• [EXERCISE INSTRUCTIONS]: Each entry below should be echoed exactly, with pictures omitted.
------------
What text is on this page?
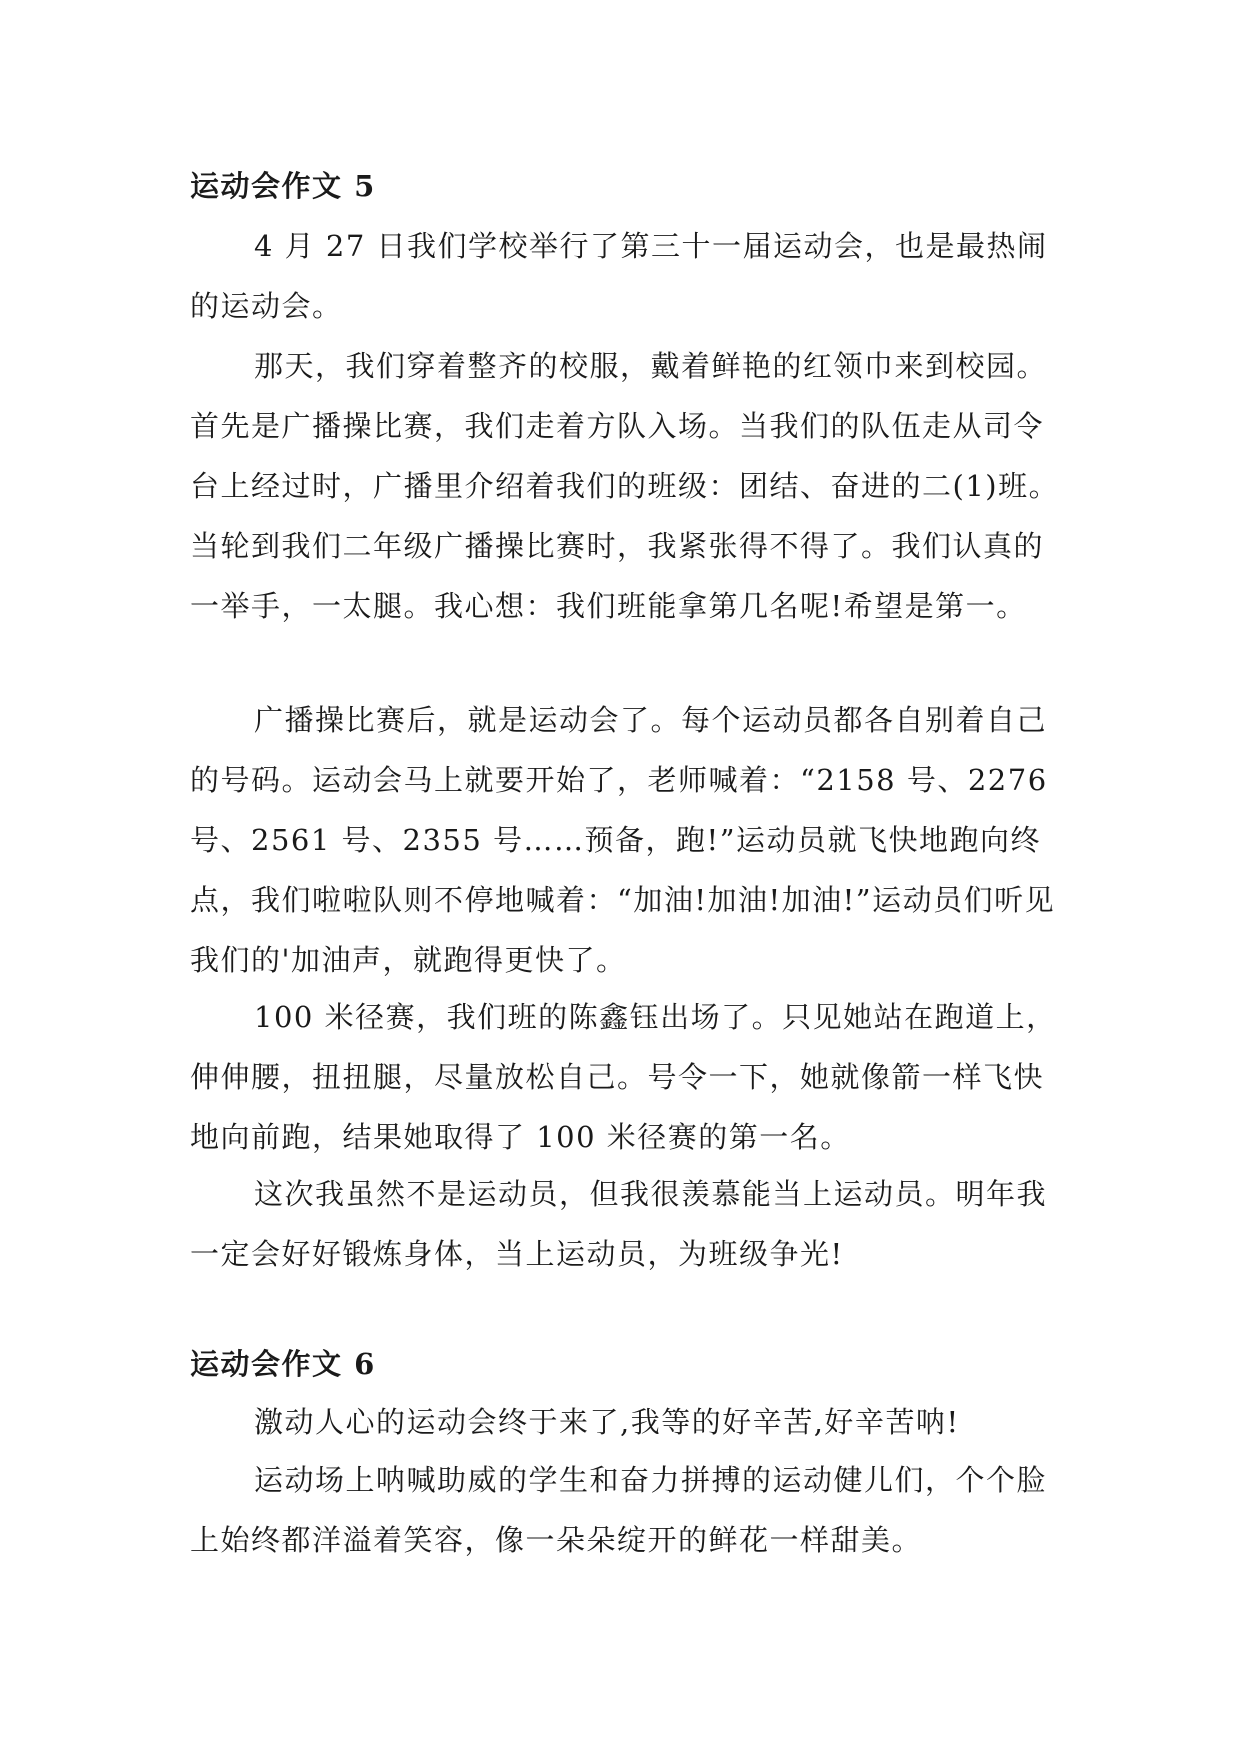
运动会作文 5

4 月 27 日我们学校举行了第三十一届运动会，也是最热闹的运动会。

那天，我们穿着整齐的校服，戴着鲜艳的红领巾来到校园。首先是广播操比赛，我们走着方队入场。当我们的队伍走从司令台上经过时，广播里介绍着我们的班级：团结、奋进的二(1)班。当轮到我们二年级广播操比赛时，我紧张得不得了。我们认真的一举手，一太腿。我心想：我们班能拿第几名呢!希望是第一。

广播操比赛后，就是运动会了。每个运动员都各自别着自己的号码。运动会马上就要开始了，老师喊着：“2158 号、2276 号、2561 号、2355 号……预备，跑!”运动员就飞快地跑向终点，我们啦啦队则不停地喊着：“加油!加油!加油!”运动员们听见我们的'加油声，就跑得更快了。

100 米径赛，我们班的陈鑫钰出场了。只见她站在跑道上，伸伸腰，扭扭腿，尽量放松自己。号令一下，她就像箭一样飞快地向前跑，结果她取得了 100 米径赛的第一名。

这次我虽然不是运动员，但我很羡慕能当上运动员。明年我一定会好好锻炼身体，当上运动员，为班级争光!

运动会作文 6

激动人心的运动会终于来了,我等的好辛苦,好辛苦呐!

运动场上呐喊助威的学生和奋力拼搏的运动健儿们，个个脸上始终都洋溢着笑容，像一朵朵绽开的鲜花一样甜美。
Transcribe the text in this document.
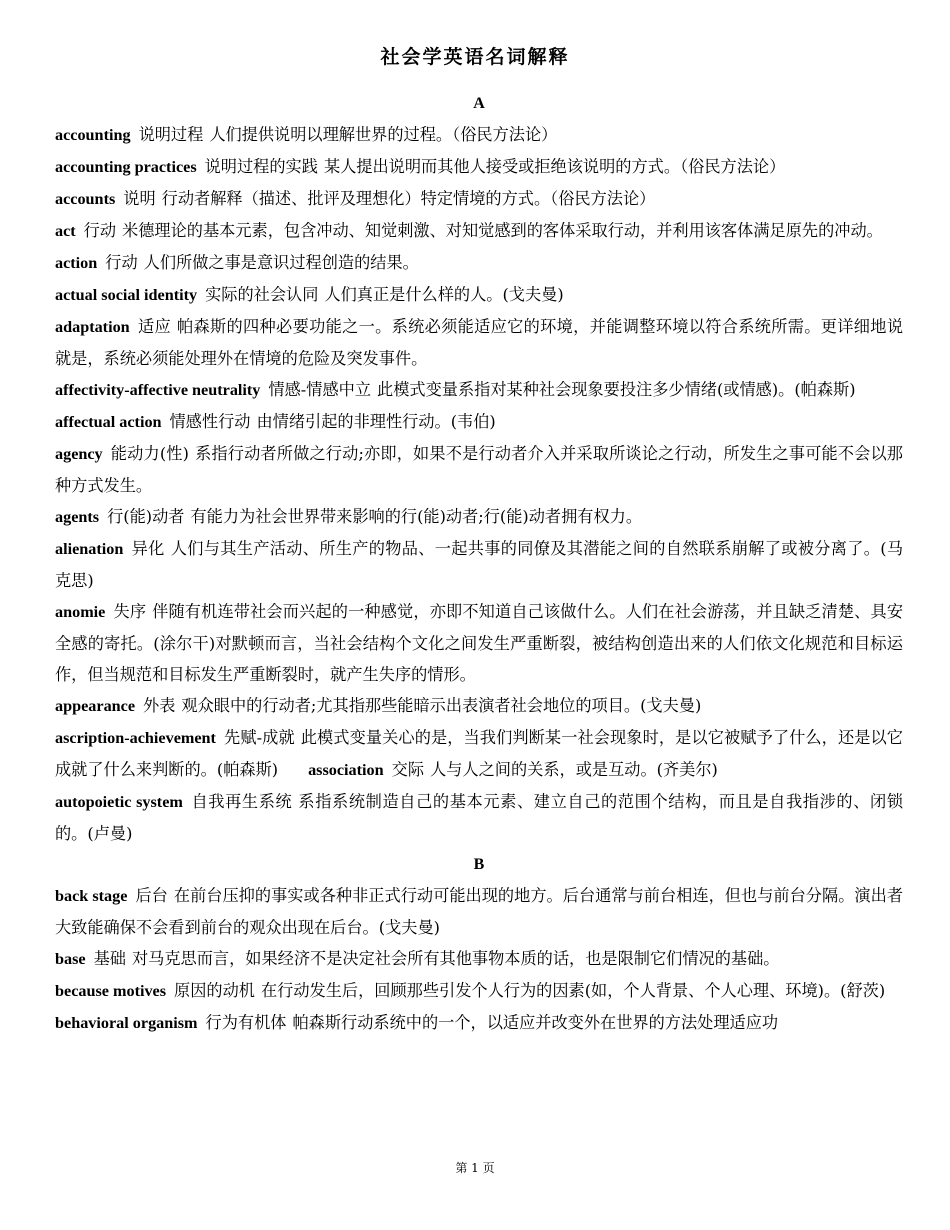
社会学英语名词解释
A
accounting 说明过程 人们提供说明以理解世界的过程。（俗民方法论）
accounting practices 说明过程的实践 某人提出说明而其他人接受或拒绝该说明的方式。（俗民方法论）
accounts 说明 行动者解释（描述、批评及理想化）特定情境的方式。（俗民方法论）
act 行动 米德理论的基本元素，包含冲动、知觉刺激、对知觉感到的客体采取行动，并利用该客体满足原先的冲动。
action 行动 人们所做之事是意识过程创造的结果。
actual social identity 实际的社会认同 人们真正是什么样的人。(戈夫曼)
adaptation 适应 帕森斯的四种必要功能之一。系统必须能适应它的环境，并能调整环境以符合系统所需。更详细地说就是，系统必须能处理外在情境的危险及突发事件。
affectivity-affective neutrality 情感-情感中立 此模式变量系指对某种社会现象要投注多少情绪(或情感)。(帕森斯)
affectual action 情感性行动 由情绪引起的非理性行动。(韦伯)
agency 能动力(性) 系指行动者所做之行动;亦即，如果不是行动者介入并采取所谈论之行动，所发生之事可能不会以那种方式发生。
agents 行(能)动者 有能力为社会世界带来影响的行(能)动者;行(能)动者拥有权力。
alienation 异化 人们与其生产活动、所生产的物品、一起共事的同僚及其潜能之间的自然联系崩解了或被分离了。(马克思)
anomie 失序 伴随有机连带社会而兴起的一种感觉，亦即不知道自己该做什么。人们在社会游荡，并且缺乏清楚、具安全感的寄托。(涂尔干)对默顿而言，当社会结构个文化之间发生严重断裂，被结构创造出来的人们依文化规范和目标运作，但当规范和目标发生严重断裂时，就产生失序的情形。
appearance 外表 观众眼中的行动者;尤其指那些能暗示出表演者社会地位的项目。(戈夫曼)
ascription-achievement 先赋-成就 此模式变量关心的是，当我们判断某一社会现象时，是以它被赋予了什么，还是以它成就了什么来判断的。(帕森斯) association 交际 人与人之间的关系，或是互动。(齐美尔)
autopoietic system 自我再生系统 系指系统制造自己的基本元素、建立自己的范围个结构，而且是自我指涉的、闭锁的。(卢曼)
B
back stage 后台 在前台压抑的事实或各种非正式行动可能出现的地方。后台通常与前台相连，但也与前台分隔。演出者大致能确保不会看到前台的观众出现在后台。(戈夫曼)
base 基础 对马克思而言，如果经济不是决定社会所有其他事物本质的话，也是限制它们情况的基础。
because motives 原因的动机 在行动发生后，回顾那些引发个人行为的因素(如，个人背景、个人心理、环境)。(舒茨)
behavioral organism 行为有机体 帕森斯行动系统中的一个，以适应并改变外在世界的方法处理适应功
第 1 页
------------
• [OUTPUT FOR THIS TASK]:
What text is on this page?
运动会作文 5

4 月 27 日我们学校举行了第三十一届运动会，也是最热闹的运动会。

那天，我们穿着整齐的校服，戴着鲜艳的红领巾来到校园。首先是广播操比赛，我们走着方队入场。当我们的队伍走从司令台上经过时，广播里介绍着我们的班级：团结、奋进的二(1)班。当轮到我们二年级广播操比赛时，我紧张得不得了。我们认真的一举手，一太腿。我心想：我们班能拿第几名呢!希望是第一。

广播操比赛后，就是运动会了。每个运动员都各自别着自己的号码。运动会马上就要开始了，老师喊着：“2158 号、2276 号、2561 号、2355 号……预备，跑!”运动员就飞快地跑向终点，我们啦啦队则不停地喊着：“加油!加油!加油!”运动员们听见我们的'加油声，就跑得更快了。

100 米径赛，我们班的陈鑫钰出场了。只见她站在跑道上，伸伸腰，扭扭腿，尽量放松自己。号令一下，她就像箭一样飞快地向前跑，结果她取得了 100 米径赛的第一名。

这次我虽然不是运动员，但我很羡慕能当上运动员。明年我一定会好好锻炼身体，当上运动员，为班级争光!

运动会作文 6

激动人心的运动会终于来了,我等的好辛苦,好辛苦呐!

运动场上呐喊助威的学生和奋力拼搏的运动健儿们，个个脸上始终都洋溢着笑容，像一朵朵绽开的鲜花一样甜美。
Transcribe the text in this document.
社会学英语名词解释
A
accounting 说明过程 人们提供说明以理解世界的过程。（俗民方法论）
accounting practices 说明过程的实践 某人提出说明而其他人接受或拒绝该说明的方式。（俗民方法论）
accounts 说明 行动者解释（描述、批评及理想化）特定情境的方式。（俗民方法论）
act 行动 米德理论的基本元素，包含冲动、知觉刺激、对知觉感到的客体采取行动，并利用该客体满足原先的冲动。
action 行动 人们所做之事是意识过程创造的结果。
actual social identity 实际的社会认同 人们真正是什么样的人。(戈夫曼)
adaptation 适应 帕森斯的四种必要功能之一。系统必须能适应它的环境，并能调整环境以符合系统所需。更详细地说就是，系统必须能处理外在情境的危险及突发事件。
affectivity-affective neutrality 情感-情感中立 此模式变量系指对某种社会现象要投注多少情绪(或情感)。(帕森斯)
affectual action 情感性行动 由情绪引起的非理性行动。(韦伯)
agency 能动力(性) 系指行动者所做之行动;亦即，如果不是行动者介入并采取所谈论之行动，所发生之事可能不会以那种方式发生。
agents 行(能)动者 有能力为社会世界带来影响的行(能)动者;行(能)动者拥有权力。
alienation 异化 人们与其生产活动、所生产的物品、一起共事的同僚及其潜能之间的自然联系崩解了或被分离了。(马克思)
anomie 失序 伴随有机连带社会而兴起的一种感觉，亦即不知道自己该做什么。人们在社会游荡，并且缺乏清楚、具安全感的寄托。(涂尔干)对默顿而言，当社会结构个文化之间发生严重断裂，被结构创造出来的人们依文化规范和目标运作，但当规范和目标发生严重断裂时，就产生失序的情形。
appearance 外表 观众眼中的行动者;尤其指那些能暗示出表演者社会地位的项目。(戈夫曼)
ascription-achievement 先赋-成就 此模式变量关心的是，当我们判断某一社会现象时，是以它被赋予了什么，还是以它成就了什么来判断的。(帕森斯) association 交际 人与人之间的关系，或是互动。(齐美尔)
autopoietic system 自我再生系统 系指系统制造自己的基本元素、建立自己的范围个结构，而且是自我指涉的、闭锁的。(卢曼)
B
back stage 后台 在前台压抑的事实或各种非正式行动可能出现的地方。后台通常与前台相连，但也与前台分隔。演出者大致能确保不会看到前台的观众出现在后台。(戈夫曼)
base 基础 对马克思而言，如果经济不是决定社会所有其他事物本质的话，也是限制它们情况的基础。
because motives 原因的动机 在行动发生后，回顾那些引发个人行为的因素(如，个人背景、个人心理、环境)。(舒茨)
behavioral organism 行为有机体 帕森斯行动系统中的一个，以适应并改变外在世界的方法处理适应功
第 1 页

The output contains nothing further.